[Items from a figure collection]

BEGIN

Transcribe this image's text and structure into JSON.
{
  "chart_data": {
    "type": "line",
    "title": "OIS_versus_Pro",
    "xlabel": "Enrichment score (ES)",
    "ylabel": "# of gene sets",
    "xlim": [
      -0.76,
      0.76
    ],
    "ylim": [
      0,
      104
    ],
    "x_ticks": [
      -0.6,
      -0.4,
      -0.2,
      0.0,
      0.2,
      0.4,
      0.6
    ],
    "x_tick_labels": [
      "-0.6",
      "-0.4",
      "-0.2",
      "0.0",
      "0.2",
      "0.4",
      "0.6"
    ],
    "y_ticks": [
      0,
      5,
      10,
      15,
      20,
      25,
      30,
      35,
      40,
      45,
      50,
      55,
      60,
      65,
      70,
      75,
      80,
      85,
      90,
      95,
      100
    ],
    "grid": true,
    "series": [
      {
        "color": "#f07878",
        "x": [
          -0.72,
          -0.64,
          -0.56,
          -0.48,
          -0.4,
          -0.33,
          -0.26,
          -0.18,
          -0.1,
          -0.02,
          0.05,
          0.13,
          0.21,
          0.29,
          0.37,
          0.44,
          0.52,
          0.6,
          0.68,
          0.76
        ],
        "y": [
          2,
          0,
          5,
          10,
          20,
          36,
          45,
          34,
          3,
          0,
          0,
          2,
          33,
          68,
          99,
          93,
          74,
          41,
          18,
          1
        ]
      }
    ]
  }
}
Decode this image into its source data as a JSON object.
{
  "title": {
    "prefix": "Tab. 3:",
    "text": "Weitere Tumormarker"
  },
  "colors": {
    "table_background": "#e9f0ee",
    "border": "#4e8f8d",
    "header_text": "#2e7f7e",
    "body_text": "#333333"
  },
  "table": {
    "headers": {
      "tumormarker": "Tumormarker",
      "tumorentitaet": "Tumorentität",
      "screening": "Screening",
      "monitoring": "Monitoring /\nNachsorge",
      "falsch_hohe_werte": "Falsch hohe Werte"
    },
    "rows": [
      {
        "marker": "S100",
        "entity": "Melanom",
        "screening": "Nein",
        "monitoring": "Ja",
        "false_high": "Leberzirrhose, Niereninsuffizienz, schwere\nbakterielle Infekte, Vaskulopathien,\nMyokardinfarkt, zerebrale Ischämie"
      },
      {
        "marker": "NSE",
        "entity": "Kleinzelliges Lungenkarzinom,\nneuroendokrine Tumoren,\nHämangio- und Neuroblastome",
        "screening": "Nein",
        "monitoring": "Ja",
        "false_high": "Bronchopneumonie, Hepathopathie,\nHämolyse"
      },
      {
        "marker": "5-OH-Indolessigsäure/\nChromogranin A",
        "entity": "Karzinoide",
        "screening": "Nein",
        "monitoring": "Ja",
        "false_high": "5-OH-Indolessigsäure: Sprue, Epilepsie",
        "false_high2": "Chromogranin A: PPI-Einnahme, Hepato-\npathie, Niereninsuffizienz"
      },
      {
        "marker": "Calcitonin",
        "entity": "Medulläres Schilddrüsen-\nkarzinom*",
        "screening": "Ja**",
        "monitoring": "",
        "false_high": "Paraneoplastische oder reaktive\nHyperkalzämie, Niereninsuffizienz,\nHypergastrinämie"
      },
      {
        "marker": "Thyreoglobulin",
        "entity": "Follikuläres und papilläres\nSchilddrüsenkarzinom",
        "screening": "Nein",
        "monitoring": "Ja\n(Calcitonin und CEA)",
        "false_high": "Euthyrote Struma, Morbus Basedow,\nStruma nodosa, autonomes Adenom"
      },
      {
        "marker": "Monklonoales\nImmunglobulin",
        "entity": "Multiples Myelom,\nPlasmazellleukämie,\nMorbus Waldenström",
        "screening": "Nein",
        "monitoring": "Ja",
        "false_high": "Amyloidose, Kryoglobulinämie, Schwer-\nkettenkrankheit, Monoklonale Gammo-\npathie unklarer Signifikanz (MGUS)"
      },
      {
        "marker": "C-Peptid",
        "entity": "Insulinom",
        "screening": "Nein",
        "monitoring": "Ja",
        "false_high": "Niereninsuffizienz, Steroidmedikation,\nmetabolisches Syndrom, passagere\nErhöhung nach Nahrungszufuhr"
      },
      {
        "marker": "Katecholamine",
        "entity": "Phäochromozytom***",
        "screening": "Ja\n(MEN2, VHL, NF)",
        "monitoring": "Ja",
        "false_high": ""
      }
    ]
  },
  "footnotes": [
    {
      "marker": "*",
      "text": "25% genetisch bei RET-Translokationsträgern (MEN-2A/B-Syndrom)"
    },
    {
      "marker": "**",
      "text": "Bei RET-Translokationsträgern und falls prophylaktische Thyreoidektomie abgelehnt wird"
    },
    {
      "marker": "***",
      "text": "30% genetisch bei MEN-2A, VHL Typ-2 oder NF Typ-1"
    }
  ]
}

END

EXERCISE DESCRIPTION:
In the records, which lines use the word "image"? Report them.

RESPONSE AREA:
Transcribe this image's text and structure into JSON.
Decode this image into its source data as a JSON object.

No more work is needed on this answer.